**Problem to work on:** Find the lines holding "Global" and copy them.

[Figure data in JSON]
>> START
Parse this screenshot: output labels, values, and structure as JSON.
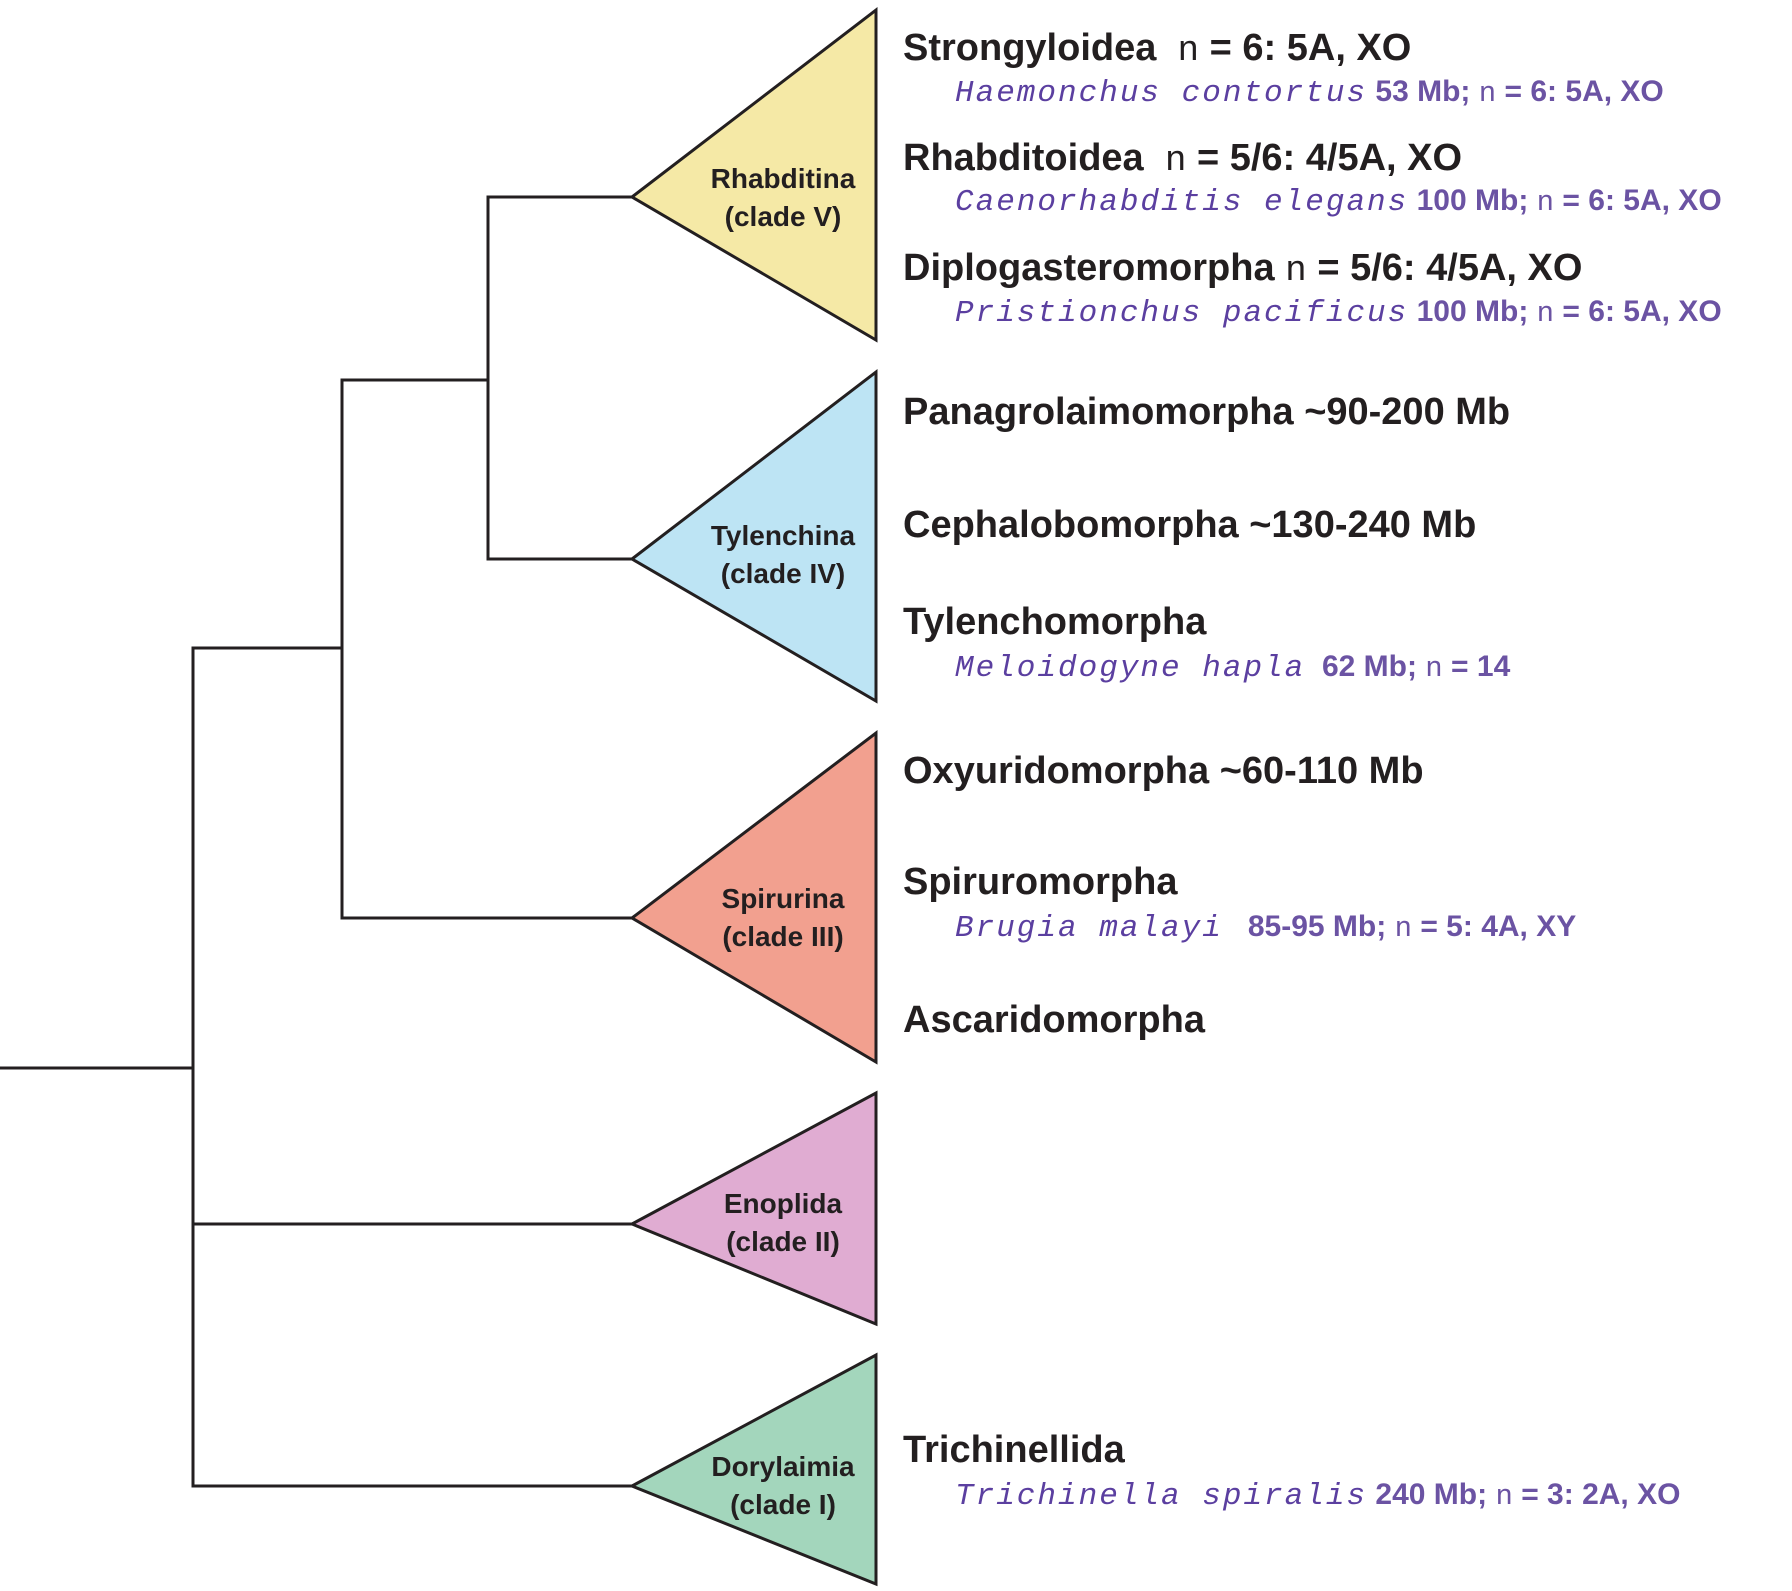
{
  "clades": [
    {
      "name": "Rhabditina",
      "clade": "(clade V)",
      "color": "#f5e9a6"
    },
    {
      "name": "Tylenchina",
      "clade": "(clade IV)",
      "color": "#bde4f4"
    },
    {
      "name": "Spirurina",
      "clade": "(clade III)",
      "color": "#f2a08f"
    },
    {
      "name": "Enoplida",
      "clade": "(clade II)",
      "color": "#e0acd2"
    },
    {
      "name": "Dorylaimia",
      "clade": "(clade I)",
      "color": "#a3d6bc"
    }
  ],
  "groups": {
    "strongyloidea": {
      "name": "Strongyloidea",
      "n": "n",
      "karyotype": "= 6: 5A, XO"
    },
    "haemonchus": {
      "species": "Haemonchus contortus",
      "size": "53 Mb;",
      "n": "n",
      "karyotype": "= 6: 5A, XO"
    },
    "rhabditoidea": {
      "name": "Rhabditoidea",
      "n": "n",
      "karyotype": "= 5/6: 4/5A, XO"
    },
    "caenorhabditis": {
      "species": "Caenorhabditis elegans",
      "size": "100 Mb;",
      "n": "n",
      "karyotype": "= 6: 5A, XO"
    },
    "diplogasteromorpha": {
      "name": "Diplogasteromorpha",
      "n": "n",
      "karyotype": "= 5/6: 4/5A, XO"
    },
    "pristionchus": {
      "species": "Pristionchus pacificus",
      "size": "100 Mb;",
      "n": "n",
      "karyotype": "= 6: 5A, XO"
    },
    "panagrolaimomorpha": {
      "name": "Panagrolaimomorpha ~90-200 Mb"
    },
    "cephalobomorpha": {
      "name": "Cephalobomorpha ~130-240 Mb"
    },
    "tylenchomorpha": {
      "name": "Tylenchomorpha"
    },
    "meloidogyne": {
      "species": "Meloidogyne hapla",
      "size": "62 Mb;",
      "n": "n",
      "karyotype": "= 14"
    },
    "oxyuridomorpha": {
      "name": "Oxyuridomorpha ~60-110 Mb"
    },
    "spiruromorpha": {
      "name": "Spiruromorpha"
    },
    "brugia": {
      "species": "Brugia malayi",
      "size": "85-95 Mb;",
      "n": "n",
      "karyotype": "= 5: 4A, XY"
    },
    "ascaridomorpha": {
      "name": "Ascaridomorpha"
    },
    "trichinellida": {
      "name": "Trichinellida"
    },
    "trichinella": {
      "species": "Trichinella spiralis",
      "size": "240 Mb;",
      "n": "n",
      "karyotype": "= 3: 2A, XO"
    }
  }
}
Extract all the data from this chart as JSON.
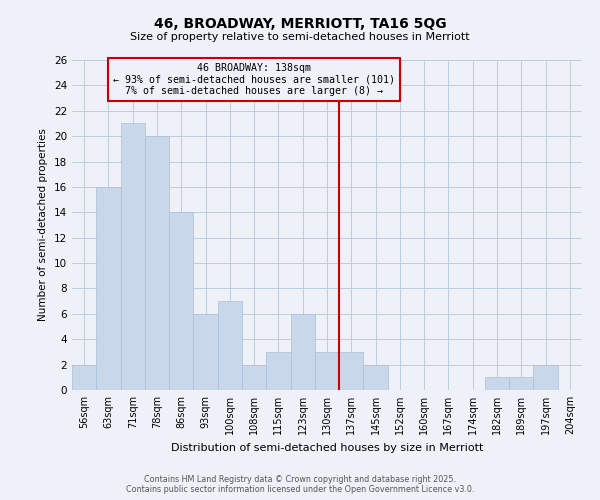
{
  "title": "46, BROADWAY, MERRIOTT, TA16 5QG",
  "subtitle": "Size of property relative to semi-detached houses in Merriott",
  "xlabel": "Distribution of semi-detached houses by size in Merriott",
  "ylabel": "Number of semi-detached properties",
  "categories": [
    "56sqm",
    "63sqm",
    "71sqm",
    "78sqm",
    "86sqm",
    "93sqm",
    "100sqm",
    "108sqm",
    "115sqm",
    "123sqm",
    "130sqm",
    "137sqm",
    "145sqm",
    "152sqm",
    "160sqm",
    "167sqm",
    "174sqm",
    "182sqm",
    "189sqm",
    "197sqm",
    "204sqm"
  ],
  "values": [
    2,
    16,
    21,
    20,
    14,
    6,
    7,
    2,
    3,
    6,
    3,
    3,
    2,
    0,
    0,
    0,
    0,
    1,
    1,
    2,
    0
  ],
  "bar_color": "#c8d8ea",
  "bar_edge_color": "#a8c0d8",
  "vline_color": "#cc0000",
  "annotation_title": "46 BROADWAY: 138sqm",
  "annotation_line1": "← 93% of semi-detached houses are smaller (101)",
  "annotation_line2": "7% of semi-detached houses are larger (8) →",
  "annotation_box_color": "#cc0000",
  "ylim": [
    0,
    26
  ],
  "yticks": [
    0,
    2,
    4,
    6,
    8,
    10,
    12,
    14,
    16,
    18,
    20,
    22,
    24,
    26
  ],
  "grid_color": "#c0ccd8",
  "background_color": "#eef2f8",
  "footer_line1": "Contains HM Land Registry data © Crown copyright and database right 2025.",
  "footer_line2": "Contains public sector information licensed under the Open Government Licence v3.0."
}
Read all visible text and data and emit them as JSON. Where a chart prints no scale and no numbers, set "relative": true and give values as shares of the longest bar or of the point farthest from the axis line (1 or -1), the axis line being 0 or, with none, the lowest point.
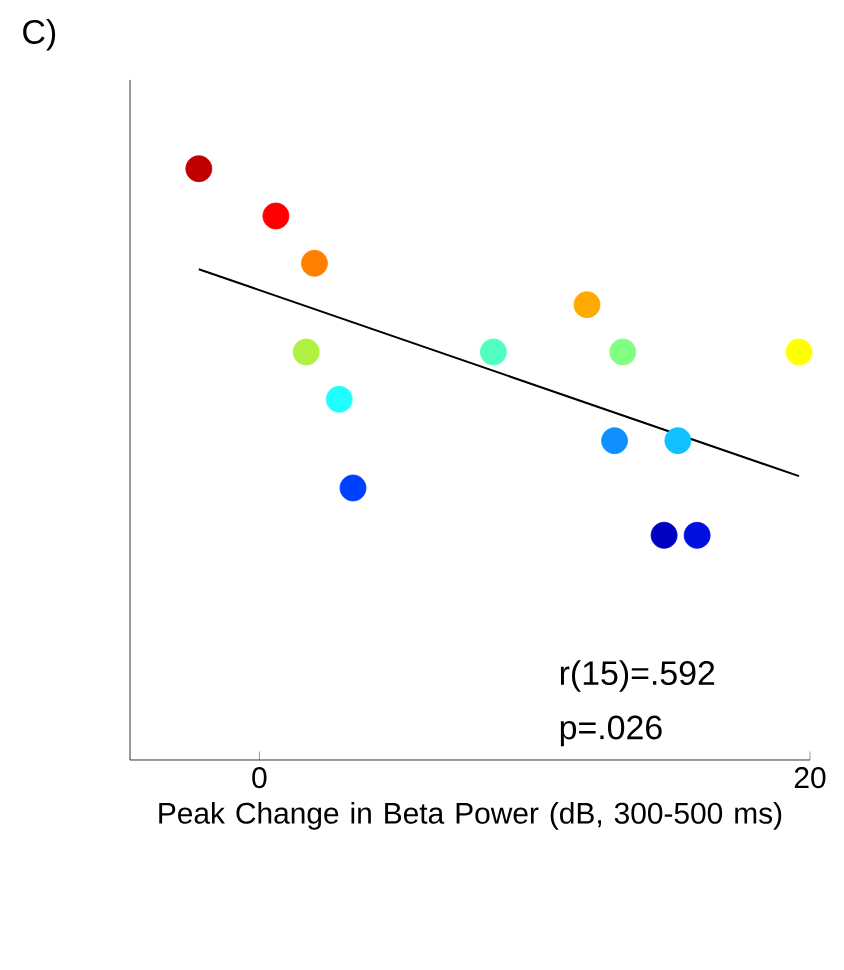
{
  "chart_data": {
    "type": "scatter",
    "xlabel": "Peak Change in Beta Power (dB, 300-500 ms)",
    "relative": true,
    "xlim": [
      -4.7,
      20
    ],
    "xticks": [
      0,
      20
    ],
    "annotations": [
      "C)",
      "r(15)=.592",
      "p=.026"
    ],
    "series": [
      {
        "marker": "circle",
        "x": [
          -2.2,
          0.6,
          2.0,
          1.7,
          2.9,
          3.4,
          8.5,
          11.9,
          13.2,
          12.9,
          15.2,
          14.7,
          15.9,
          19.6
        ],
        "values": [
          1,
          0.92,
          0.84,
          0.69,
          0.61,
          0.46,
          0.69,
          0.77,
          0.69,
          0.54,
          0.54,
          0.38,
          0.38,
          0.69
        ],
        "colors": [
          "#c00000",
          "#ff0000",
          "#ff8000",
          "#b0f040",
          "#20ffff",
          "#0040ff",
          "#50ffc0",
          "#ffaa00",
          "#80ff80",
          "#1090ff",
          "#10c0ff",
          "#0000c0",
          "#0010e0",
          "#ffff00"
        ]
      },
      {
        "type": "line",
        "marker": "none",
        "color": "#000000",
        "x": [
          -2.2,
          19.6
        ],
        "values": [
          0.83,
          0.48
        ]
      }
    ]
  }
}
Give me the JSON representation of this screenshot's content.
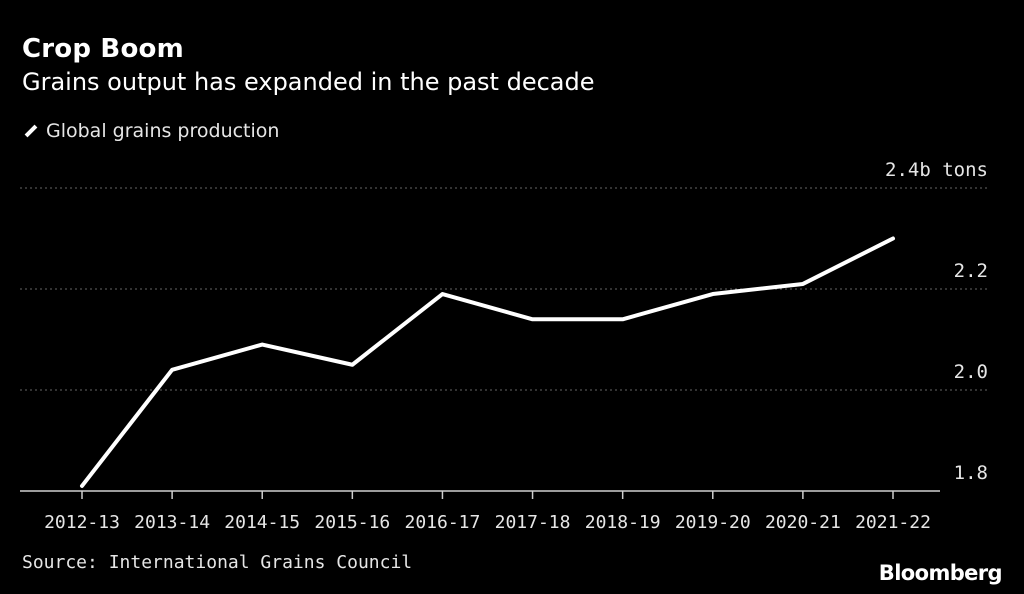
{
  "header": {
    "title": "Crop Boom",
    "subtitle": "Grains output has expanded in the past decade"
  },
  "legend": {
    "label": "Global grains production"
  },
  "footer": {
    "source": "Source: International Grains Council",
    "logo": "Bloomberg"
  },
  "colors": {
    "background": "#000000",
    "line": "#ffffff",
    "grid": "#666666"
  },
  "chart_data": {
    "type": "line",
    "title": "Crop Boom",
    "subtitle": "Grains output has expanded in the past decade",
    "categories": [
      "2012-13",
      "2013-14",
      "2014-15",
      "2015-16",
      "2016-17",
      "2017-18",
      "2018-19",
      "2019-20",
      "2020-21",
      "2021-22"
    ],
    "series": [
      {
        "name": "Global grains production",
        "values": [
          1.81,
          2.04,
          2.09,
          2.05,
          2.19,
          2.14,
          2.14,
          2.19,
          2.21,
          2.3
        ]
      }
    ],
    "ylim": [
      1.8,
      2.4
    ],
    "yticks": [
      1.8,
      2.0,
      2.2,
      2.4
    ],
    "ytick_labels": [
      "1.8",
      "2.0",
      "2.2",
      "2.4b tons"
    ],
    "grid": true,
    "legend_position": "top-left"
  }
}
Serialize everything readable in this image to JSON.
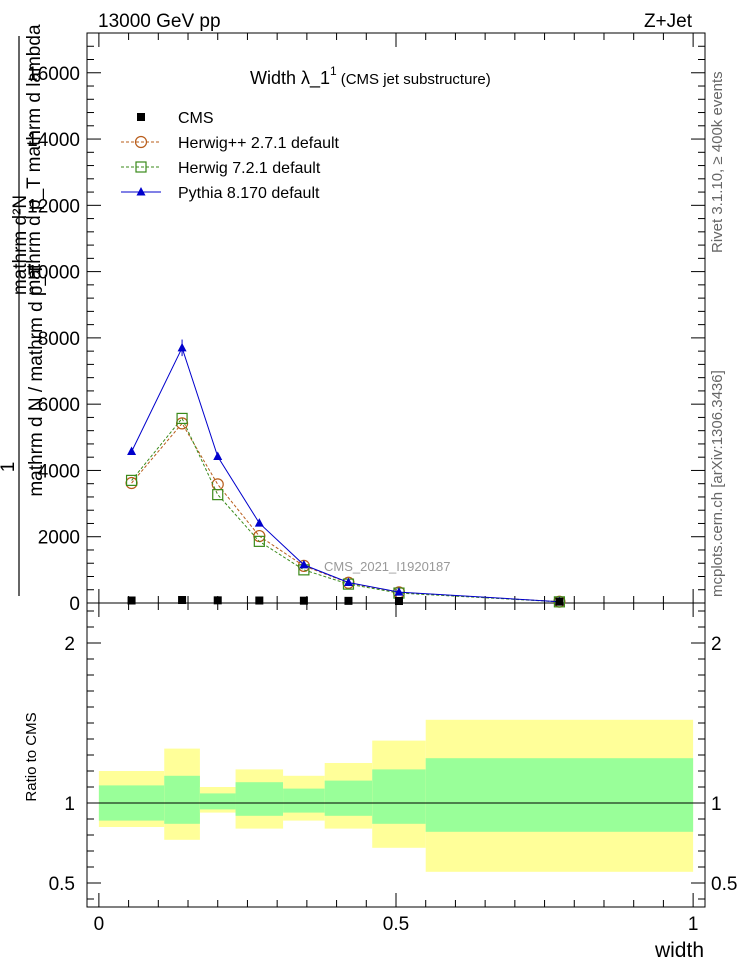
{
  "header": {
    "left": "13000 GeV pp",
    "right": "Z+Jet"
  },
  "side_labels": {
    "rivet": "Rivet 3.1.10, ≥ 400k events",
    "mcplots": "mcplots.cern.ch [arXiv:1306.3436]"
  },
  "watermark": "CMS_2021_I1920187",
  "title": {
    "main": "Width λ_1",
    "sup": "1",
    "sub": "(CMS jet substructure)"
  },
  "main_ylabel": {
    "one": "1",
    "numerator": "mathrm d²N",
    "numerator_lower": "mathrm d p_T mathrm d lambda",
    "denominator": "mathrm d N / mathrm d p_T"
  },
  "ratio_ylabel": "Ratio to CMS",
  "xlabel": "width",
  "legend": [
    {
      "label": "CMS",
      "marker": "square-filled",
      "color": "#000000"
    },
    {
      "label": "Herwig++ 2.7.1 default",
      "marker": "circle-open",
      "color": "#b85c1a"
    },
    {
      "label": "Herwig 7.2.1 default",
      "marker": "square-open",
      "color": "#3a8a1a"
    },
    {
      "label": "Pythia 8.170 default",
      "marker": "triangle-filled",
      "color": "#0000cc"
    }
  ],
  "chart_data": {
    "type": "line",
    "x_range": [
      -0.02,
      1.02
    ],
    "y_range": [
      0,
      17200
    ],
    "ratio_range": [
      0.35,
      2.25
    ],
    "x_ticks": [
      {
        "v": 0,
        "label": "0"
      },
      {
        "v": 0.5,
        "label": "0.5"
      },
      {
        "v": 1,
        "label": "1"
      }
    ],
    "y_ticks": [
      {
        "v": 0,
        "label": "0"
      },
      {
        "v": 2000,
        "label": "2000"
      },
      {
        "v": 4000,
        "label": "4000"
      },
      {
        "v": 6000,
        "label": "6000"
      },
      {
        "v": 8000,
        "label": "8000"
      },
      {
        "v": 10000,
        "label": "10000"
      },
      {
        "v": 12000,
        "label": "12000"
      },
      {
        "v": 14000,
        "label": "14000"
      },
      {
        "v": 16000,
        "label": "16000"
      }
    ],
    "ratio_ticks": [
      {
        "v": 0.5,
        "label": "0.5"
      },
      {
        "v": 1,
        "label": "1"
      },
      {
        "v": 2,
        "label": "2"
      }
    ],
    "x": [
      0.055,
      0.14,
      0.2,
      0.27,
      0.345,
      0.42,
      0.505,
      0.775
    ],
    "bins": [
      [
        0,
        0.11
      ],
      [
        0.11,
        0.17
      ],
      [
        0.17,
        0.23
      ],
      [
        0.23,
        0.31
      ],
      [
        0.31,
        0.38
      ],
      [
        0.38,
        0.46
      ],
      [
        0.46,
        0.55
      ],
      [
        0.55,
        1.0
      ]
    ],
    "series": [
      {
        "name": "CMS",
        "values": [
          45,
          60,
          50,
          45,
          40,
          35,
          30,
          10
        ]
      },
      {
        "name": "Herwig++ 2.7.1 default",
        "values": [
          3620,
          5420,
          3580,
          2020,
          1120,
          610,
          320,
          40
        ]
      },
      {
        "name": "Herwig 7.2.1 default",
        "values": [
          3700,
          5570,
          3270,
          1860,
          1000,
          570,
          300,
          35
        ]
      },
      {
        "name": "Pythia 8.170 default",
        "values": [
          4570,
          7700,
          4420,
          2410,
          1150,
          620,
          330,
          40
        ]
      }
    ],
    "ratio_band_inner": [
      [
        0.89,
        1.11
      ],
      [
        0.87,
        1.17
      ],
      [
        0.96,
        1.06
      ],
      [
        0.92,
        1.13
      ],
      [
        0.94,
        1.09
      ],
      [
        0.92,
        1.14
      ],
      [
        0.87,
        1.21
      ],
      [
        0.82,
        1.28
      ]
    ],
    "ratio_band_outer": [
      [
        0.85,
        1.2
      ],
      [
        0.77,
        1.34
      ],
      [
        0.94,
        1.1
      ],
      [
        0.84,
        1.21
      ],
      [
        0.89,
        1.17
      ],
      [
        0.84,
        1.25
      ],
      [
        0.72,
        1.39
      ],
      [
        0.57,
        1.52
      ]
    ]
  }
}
>> END
**Written solution:**
    "label": "Global grains production"
        "name": "Global grains production",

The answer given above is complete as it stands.